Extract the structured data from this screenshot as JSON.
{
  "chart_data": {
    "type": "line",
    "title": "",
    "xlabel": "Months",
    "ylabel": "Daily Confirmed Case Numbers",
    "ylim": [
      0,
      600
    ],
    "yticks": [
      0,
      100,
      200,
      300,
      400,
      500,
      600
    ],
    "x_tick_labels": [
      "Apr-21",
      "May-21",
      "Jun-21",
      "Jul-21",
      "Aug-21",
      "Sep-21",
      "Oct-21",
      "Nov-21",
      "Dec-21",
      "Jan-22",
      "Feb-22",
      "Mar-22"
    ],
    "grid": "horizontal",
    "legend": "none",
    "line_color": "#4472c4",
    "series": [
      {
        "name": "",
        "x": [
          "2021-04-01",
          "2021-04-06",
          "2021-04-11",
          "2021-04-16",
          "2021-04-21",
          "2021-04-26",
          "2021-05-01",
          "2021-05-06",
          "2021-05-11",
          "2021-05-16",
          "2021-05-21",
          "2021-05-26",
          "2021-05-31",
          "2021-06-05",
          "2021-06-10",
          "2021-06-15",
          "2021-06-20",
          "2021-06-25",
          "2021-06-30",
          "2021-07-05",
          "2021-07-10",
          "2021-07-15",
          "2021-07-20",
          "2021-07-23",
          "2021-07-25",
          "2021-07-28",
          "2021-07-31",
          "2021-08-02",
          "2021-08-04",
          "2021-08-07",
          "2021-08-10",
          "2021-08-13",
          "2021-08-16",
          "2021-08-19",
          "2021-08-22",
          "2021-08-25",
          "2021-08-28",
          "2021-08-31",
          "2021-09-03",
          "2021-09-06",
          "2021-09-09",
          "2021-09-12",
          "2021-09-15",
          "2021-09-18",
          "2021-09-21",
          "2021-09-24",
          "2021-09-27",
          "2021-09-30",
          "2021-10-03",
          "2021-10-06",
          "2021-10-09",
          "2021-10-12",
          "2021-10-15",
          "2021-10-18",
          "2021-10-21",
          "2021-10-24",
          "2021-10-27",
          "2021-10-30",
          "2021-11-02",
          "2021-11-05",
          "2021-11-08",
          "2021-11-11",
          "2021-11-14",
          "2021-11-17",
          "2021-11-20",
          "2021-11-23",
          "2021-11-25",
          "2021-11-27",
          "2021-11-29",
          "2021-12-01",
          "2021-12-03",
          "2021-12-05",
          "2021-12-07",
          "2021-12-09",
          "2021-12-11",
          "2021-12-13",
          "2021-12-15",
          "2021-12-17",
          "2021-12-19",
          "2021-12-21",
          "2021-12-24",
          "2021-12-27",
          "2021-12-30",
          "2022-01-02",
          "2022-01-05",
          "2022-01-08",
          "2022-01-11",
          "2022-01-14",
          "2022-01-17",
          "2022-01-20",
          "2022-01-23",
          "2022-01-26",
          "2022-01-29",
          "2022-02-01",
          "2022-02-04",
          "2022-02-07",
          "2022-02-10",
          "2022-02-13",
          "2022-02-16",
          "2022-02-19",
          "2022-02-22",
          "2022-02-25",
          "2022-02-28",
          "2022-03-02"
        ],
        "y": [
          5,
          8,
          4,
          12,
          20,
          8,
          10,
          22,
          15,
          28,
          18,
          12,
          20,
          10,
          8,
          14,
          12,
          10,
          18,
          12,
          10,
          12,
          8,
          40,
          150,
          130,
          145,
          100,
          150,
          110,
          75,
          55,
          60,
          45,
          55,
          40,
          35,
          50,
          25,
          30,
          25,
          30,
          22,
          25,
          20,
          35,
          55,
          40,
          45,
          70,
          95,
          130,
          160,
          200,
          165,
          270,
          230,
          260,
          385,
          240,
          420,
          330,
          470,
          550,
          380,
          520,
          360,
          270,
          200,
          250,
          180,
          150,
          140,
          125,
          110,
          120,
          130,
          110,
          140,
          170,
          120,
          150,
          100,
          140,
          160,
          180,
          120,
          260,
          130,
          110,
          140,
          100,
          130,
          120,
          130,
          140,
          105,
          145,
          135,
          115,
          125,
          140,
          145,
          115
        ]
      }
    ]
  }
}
* * *
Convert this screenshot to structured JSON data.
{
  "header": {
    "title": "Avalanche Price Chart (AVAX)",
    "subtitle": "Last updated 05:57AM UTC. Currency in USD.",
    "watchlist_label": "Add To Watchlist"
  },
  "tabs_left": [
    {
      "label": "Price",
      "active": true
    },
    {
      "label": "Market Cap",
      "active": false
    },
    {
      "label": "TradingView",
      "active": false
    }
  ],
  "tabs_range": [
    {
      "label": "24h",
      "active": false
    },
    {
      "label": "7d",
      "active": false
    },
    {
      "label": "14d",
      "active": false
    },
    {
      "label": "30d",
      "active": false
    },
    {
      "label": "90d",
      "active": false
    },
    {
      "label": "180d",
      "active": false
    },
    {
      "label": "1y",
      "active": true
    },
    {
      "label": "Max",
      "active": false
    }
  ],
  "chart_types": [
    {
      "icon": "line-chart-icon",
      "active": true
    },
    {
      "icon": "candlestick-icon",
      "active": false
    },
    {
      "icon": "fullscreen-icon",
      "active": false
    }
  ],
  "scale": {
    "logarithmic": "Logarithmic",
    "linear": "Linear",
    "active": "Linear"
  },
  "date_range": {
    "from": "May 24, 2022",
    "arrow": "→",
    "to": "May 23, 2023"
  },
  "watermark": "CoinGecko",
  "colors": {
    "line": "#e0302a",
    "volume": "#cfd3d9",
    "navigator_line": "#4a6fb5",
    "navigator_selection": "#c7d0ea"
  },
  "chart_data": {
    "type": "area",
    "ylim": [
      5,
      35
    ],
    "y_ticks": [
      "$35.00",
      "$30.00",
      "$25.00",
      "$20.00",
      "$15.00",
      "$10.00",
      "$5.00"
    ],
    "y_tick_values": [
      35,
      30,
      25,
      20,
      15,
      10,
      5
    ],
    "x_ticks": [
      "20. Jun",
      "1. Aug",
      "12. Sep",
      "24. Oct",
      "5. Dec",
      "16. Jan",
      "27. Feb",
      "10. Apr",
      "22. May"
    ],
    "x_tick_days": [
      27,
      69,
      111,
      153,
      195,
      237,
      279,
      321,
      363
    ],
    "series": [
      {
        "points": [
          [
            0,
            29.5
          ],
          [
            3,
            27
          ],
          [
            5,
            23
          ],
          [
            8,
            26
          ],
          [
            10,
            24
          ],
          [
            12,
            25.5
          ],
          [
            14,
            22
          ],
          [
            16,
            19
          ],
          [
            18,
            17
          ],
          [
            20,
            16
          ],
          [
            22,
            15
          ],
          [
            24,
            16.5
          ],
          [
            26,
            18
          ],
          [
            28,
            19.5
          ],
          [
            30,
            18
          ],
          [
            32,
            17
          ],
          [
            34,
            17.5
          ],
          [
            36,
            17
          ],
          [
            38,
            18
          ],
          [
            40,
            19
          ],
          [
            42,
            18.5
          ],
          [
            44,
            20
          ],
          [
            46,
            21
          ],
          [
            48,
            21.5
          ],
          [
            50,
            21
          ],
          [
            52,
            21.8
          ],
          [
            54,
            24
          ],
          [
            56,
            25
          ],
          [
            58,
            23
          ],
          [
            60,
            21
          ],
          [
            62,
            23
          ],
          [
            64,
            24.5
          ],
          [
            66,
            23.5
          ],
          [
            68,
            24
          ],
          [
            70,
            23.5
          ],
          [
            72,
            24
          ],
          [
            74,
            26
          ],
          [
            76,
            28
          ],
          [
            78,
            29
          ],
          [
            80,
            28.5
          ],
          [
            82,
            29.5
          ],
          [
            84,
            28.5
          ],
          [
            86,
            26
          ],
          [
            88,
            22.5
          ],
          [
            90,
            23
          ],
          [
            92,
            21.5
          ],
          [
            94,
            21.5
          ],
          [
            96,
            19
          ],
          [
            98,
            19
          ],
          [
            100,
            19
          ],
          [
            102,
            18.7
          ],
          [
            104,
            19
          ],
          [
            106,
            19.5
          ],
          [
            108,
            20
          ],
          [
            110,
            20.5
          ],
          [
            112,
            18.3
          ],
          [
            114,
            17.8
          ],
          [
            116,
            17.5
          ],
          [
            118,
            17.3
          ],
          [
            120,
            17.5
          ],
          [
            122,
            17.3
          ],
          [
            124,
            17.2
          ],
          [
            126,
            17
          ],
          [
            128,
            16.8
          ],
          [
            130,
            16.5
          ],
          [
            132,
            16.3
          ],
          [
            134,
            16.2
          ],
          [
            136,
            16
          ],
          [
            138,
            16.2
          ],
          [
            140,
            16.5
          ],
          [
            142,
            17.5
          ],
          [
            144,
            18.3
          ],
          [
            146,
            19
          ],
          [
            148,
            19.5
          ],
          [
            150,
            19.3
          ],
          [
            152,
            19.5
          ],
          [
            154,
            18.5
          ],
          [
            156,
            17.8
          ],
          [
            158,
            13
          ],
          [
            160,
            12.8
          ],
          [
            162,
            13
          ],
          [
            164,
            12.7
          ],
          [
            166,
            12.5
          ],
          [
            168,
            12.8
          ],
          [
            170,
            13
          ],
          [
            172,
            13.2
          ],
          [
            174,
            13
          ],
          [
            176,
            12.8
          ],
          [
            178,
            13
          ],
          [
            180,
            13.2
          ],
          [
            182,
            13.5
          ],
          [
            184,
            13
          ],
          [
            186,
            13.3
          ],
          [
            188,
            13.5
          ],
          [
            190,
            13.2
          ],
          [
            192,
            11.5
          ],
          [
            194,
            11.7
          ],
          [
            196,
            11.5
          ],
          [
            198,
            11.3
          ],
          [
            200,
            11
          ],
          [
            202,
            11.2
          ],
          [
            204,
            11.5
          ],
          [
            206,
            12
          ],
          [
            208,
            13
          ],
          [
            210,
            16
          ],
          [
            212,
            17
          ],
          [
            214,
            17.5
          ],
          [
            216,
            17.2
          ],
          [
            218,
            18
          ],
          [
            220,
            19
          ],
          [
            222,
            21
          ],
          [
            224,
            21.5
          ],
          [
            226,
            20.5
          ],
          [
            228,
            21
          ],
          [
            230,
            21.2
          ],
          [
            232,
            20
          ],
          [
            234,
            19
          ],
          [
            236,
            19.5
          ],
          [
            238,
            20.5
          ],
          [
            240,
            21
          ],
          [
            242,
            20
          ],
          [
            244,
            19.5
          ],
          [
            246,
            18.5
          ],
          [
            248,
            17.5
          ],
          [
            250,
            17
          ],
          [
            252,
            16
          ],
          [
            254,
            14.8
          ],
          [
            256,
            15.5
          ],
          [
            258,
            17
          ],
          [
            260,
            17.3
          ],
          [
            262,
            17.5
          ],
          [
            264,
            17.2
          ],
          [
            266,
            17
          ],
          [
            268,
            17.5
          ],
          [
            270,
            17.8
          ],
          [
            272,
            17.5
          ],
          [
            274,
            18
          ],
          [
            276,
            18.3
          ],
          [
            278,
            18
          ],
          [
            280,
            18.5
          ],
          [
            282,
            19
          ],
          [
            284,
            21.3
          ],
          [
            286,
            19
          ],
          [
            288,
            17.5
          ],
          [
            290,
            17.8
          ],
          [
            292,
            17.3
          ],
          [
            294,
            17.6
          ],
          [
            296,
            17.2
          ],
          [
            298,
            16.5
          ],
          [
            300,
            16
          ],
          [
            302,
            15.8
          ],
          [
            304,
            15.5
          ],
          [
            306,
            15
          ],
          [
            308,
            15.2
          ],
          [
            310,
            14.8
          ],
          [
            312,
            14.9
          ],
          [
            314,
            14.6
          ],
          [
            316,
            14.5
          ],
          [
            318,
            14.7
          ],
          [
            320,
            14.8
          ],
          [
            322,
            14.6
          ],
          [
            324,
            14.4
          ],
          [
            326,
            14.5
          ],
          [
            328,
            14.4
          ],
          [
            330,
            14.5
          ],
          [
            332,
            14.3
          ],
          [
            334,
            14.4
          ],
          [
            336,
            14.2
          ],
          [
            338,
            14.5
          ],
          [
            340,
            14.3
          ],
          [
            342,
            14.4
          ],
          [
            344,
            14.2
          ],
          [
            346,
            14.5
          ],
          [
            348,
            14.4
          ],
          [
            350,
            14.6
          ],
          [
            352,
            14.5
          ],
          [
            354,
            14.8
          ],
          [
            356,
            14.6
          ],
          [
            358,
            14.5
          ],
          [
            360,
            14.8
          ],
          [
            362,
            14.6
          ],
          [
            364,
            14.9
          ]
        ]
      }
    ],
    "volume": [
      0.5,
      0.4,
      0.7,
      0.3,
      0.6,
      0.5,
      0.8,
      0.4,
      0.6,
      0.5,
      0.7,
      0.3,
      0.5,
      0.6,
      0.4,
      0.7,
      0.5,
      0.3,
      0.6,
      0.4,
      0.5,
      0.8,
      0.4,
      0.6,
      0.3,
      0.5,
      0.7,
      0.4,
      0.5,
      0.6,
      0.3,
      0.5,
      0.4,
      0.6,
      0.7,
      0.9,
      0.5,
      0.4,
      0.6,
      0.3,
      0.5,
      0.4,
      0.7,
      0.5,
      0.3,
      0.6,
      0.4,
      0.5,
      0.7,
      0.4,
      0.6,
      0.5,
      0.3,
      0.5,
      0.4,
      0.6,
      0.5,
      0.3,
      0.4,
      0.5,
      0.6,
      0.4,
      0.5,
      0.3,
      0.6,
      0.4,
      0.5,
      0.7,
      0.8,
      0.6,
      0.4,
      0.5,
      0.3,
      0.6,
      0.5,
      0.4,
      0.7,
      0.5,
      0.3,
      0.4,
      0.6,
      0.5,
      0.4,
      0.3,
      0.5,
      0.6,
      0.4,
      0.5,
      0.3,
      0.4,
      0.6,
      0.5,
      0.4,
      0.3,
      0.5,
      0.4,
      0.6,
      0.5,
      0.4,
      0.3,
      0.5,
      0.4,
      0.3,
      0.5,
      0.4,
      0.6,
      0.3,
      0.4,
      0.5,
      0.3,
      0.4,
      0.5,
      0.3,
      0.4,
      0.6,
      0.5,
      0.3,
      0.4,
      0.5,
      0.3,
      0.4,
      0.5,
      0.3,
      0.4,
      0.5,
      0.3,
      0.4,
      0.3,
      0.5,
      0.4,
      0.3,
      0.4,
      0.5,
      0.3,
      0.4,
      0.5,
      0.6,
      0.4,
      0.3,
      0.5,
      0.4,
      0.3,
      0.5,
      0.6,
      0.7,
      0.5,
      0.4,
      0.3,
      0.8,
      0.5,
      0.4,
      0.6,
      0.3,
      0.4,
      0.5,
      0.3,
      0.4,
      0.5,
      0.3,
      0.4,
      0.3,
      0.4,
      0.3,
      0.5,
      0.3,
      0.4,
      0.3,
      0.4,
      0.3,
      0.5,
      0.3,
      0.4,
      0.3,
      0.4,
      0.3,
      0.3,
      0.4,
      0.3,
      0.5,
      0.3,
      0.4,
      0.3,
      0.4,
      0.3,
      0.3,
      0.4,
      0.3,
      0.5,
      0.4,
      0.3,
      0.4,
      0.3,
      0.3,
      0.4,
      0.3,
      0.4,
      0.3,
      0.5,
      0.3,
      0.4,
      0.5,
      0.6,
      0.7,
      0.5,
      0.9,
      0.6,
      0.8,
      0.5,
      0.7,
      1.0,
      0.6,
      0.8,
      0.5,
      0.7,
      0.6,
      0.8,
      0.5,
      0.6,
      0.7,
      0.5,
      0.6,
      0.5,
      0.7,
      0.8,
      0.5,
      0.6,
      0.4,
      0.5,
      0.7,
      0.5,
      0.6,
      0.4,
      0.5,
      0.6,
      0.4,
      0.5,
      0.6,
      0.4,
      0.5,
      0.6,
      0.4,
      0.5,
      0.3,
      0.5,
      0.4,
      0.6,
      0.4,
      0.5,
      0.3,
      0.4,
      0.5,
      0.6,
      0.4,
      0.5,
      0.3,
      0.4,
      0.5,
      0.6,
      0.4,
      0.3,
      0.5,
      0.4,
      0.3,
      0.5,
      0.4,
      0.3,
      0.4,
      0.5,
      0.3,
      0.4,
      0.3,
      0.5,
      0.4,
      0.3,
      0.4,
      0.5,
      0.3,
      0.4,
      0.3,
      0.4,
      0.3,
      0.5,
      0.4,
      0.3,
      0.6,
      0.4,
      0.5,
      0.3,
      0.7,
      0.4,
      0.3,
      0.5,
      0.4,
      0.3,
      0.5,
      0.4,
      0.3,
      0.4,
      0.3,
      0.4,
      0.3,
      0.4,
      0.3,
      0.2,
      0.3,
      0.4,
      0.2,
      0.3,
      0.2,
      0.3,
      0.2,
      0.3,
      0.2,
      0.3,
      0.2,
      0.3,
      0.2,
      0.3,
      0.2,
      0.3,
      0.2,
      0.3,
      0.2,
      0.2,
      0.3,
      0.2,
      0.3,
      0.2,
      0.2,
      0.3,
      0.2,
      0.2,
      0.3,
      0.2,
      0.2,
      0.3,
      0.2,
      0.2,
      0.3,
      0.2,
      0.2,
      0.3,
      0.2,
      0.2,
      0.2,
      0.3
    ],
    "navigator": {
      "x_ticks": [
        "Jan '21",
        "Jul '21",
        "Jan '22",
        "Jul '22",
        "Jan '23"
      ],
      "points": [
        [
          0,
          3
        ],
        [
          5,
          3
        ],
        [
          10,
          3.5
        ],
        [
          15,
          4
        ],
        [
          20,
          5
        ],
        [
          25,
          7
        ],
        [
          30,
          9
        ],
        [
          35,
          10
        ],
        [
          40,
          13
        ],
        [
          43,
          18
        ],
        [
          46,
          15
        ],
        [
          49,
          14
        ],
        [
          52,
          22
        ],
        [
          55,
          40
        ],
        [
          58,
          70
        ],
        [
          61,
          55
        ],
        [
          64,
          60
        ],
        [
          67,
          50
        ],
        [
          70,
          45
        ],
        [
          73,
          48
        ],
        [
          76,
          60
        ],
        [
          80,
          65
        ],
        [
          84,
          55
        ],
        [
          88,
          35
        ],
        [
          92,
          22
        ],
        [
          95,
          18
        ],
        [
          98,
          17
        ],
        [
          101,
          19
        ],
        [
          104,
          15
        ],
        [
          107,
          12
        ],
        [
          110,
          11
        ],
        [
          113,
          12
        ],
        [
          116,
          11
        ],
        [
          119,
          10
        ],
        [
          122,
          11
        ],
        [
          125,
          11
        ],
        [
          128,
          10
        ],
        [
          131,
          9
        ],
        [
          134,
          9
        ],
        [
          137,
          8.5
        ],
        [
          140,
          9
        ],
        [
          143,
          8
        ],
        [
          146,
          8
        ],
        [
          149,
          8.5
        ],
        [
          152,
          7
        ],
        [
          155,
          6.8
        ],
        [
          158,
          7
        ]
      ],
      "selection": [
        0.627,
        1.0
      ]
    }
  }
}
---
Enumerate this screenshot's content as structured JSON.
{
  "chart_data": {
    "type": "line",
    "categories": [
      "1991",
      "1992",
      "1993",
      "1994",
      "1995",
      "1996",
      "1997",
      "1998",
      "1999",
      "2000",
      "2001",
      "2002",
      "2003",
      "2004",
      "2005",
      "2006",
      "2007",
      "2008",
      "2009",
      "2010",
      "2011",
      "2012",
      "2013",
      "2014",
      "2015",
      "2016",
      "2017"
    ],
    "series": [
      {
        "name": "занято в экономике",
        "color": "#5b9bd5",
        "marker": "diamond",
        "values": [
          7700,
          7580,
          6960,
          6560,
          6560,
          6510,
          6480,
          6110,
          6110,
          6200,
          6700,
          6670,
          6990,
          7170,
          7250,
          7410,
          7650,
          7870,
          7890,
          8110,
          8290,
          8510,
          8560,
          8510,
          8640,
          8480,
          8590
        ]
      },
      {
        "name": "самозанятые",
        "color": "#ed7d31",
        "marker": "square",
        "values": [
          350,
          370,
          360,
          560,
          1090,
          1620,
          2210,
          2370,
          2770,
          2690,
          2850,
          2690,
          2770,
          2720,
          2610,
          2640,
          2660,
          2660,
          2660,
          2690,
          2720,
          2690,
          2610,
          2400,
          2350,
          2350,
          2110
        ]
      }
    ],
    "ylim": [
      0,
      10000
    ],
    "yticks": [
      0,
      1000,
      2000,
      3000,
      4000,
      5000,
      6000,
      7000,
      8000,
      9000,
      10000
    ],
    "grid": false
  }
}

(Written task): Every line above that contains the word "name" should be reported.

(Solution to this task):
        "name": "",
        "name": "занято в экономике",
        "name": "самозанятые",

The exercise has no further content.